** BEGIN Material provided **

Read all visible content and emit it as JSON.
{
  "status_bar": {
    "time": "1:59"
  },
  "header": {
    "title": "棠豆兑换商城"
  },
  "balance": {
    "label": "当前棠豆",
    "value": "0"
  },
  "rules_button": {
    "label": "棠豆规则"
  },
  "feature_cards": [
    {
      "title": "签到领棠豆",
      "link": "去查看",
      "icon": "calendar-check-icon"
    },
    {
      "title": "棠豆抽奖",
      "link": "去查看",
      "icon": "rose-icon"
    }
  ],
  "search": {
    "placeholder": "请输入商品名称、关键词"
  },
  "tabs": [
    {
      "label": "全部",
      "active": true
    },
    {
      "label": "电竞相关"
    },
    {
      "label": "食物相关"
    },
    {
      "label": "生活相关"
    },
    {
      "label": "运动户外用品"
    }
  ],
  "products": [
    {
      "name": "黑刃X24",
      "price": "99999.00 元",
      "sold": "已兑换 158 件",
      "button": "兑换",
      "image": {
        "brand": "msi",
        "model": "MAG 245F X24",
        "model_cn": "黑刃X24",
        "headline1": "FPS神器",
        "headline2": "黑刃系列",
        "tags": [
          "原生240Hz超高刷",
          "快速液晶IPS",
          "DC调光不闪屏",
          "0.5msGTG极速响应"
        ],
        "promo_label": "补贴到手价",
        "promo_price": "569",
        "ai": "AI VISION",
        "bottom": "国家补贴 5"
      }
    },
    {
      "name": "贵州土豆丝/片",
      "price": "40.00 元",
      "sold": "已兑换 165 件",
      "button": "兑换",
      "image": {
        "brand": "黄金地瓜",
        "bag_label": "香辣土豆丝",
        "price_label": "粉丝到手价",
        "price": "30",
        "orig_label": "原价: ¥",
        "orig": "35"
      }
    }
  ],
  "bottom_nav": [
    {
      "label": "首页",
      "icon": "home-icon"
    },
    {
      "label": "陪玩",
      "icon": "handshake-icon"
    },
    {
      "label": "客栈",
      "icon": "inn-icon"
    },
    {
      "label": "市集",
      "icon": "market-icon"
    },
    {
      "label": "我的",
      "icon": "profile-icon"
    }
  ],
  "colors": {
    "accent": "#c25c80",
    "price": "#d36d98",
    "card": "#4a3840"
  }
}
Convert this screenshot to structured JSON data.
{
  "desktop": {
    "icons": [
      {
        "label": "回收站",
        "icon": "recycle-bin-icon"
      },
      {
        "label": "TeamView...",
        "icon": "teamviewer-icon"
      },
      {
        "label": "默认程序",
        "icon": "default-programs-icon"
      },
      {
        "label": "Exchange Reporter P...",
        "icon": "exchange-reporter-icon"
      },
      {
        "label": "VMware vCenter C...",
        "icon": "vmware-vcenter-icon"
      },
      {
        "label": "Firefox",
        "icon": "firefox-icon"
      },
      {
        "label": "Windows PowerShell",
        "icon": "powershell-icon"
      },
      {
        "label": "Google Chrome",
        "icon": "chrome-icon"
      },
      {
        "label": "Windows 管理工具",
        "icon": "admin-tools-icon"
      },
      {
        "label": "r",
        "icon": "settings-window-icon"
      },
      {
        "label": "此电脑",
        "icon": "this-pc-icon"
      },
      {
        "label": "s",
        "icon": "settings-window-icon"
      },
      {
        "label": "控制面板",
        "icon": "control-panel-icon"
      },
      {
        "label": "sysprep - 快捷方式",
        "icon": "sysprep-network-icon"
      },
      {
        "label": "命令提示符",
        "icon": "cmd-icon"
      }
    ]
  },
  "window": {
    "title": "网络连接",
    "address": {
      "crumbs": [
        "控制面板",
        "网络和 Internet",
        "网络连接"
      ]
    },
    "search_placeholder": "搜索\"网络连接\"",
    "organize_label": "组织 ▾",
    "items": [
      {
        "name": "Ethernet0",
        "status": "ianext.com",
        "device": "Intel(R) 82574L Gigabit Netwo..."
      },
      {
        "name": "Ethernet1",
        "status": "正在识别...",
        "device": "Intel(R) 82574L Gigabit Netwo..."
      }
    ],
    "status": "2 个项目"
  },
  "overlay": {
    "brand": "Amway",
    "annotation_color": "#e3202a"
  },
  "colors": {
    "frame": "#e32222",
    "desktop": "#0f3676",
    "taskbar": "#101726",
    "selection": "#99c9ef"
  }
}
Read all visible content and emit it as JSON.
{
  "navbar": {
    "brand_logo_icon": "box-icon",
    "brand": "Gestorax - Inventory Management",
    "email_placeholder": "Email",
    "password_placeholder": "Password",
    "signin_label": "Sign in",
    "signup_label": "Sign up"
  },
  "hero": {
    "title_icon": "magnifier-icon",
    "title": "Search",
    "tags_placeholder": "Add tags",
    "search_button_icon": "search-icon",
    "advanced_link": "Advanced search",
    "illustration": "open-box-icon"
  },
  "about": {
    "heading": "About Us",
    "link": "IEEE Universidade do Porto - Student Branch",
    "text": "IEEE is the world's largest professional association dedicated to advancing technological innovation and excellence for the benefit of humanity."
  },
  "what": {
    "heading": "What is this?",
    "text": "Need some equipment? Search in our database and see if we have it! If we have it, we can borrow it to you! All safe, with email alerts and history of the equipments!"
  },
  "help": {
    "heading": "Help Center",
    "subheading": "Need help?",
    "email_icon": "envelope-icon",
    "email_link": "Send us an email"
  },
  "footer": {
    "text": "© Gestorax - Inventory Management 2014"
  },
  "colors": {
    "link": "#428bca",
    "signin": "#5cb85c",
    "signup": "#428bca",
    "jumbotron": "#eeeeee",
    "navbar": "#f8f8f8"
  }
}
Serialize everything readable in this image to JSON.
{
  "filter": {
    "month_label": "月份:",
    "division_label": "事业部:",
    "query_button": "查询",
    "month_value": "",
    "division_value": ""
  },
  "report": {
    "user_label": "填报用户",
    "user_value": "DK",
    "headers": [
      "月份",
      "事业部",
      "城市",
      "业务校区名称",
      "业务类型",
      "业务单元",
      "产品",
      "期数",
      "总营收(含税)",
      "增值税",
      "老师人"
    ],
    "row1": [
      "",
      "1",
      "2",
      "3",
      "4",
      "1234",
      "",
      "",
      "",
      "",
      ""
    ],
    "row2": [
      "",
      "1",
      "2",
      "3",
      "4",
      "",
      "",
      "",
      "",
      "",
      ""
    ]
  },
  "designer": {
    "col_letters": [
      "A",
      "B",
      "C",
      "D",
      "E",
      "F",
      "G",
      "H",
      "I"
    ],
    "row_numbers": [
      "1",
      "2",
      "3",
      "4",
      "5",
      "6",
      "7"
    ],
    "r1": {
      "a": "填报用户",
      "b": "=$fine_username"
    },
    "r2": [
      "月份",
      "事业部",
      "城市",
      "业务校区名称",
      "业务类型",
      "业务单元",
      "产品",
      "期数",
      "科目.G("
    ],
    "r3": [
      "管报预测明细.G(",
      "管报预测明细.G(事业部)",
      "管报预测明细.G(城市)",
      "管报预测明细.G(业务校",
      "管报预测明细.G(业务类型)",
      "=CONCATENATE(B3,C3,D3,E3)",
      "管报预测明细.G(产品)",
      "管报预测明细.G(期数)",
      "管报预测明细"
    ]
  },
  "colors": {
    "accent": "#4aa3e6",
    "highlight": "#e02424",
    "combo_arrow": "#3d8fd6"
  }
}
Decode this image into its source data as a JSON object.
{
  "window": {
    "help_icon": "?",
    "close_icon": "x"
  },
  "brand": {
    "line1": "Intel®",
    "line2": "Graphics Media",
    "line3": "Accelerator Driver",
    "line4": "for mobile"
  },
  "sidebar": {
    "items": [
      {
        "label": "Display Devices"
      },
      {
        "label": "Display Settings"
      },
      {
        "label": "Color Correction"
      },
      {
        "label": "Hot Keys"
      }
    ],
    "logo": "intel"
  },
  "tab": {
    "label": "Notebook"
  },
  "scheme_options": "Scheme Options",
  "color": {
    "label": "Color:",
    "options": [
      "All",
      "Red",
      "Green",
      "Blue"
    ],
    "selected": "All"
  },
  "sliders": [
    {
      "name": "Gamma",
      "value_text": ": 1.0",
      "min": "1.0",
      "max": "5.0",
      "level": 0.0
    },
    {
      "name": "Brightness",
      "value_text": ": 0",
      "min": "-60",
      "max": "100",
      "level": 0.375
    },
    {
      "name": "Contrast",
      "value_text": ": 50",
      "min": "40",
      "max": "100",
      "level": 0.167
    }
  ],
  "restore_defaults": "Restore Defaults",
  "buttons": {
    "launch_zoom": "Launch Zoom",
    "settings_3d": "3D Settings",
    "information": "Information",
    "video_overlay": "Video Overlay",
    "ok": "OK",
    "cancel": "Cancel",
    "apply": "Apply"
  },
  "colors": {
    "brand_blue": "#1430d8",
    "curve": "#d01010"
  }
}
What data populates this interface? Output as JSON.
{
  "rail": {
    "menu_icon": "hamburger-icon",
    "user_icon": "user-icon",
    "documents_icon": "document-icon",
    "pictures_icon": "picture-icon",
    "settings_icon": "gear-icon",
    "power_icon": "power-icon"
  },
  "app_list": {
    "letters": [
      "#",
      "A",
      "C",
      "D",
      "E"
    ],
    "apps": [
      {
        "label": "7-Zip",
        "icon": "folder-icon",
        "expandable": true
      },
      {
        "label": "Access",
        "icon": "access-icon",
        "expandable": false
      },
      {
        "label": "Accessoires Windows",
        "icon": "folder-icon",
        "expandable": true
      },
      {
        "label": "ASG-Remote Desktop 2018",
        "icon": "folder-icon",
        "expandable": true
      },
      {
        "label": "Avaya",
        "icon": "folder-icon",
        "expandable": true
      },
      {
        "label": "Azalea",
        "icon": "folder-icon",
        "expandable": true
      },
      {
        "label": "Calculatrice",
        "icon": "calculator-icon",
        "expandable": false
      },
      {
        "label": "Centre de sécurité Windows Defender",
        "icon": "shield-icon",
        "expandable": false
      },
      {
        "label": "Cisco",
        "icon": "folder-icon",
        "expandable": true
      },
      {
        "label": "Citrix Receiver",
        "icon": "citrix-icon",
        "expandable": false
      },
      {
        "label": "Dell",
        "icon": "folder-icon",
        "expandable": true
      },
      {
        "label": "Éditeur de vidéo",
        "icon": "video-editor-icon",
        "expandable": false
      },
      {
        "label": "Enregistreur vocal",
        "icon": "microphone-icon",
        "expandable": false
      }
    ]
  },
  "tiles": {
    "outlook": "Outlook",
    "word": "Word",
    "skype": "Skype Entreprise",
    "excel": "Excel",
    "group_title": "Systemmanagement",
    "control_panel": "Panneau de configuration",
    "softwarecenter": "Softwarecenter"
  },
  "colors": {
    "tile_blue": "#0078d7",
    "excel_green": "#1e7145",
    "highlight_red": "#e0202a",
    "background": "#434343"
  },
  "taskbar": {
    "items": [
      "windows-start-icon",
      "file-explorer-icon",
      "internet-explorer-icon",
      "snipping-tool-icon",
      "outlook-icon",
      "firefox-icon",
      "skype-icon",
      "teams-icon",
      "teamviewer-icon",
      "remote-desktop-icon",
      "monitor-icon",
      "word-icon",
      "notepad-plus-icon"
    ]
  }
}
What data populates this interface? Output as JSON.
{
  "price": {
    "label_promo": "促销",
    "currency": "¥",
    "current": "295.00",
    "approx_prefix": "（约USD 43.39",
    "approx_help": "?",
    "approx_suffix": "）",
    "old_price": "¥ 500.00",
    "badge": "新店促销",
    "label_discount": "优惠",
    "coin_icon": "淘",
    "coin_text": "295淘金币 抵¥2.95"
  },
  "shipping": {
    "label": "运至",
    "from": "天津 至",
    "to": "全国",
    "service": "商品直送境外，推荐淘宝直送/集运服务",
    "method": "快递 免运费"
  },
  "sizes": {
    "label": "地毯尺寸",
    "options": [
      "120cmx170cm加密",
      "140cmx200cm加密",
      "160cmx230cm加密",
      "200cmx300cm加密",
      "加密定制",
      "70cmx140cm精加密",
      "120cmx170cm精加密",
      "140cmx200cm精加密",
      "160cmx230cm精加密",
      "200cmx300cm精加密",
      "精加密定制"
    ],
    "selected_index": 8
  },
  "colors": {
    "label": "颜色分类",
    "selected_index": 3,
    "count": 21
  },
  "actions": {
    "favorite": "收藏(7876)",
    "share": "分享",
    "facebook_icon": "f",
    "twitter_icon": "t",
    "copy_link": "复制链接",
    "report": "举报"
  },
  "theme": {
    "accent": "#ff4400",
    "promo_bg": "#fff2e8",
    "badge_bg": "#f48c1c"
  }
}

** END Material provided **

For the data above, state only how many lines include the word "Display".

2